Given problem
Sift the listing for lines that hold the string "color" and pull them out.

Records for the task

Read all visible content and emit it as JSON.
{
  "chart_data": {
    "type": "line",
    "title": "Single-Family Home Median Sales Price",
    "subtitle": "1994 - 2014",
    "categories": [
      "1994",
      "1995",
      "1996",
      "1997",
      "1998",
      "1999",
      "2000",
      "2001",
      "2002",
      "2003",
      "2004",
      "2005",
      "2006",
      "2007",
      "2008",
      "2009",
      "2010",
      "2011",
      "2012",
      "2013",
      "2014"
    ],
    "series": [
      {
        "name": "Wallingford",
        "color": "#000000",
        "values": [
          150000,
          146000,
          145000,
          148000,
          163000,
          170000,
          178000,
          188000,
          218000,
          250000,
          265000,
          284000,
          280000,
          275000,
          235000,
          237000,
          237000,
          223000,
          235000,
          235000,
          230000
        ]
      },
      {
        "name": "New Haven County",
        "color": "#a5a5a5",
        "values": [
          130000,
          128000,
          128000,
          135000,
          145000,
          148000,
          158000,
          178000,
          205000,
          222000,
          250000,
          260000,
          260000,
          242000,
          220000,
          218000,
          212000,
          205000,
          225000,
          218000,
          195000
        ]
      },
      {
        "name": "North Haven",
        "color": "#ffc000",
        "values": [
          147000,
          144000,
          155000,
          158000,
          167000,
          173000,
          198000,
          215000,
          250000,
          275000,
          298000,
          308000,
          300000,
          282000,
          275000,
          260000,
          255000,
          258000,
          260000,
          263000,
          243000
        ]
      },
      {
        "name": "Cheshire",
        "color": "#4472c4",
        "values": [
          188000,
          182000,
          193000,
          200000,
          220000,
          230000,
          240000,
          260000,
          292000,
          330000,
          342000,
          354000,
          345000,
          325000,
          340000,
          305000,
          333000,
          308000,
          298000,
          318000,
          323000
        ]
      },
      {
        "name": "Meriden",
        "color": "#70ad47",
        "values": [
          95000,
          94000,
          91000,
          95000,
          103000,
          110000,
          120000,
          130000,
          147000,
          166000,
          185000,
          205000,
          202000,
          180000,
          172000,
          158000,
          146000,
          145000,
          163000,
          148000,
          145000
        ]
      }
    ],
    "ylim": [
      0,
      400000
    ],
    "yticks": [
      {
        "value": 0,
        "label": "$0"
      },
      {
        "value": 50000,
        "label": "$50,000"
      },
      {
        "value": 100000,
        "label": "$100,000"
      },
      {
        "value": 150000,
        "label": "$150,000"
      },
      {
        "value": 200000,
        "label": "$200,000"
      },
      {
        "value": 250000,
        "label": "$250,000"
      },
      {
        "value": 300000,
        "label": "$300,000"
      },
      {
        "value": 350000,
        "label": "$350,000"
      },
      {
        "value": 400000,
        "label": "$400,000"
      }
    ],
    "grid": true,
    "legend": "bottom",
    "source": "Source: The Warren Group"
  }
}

Answer to the task
        "color": "#000000",
        "color": "#a5a5a5",
        "color": "#ffc000",
        "color": "#4472c4",
        "color": "#70ad47",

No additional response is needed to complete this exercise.